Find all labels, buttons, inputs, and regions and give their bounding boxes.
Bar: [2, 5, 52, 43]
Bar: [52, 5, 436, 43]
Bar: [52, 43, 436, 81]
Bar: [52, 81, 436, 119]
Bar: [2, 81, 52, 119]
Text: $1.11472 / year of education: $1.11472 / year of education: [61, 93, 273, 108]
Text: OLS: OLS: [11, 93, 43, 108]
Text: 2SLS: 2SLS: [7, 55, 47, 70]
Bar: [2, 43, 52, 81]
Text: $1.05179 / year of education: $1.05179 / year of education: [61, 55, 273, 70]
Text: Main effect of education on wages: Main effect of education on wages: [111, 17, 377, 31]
※ ※ ※
Reproduce all of the rows above verbatim, line by line, with no changes.

Find all labels, buttons, inputs, and regions and give their bounding boxes.
Bar: [2, 5, 52, 43]
Bar: [52, 5, 436, 43]
Bar: [52, 43, 436, 81]
Bar: [52, 81, 436, 119]
Bar: [2, 81, 52, 119]
Text: $1.11472 / year of education: $1.11472 / year of education: [61, 93, 273, 108]
Text: OLS: OLS: [11, 93, 43, 108]
Text: 2SLS: 2SLS: [7, 55, 47, 70]
Bar: [2, 43, 52, 81]
Text: $1.05179 / year of education: $1.05179 / year of education: [61, 55, 273, 70]
Text: Main effect of education on wages: Main effect of education on wages: [111, 17, 377, 31]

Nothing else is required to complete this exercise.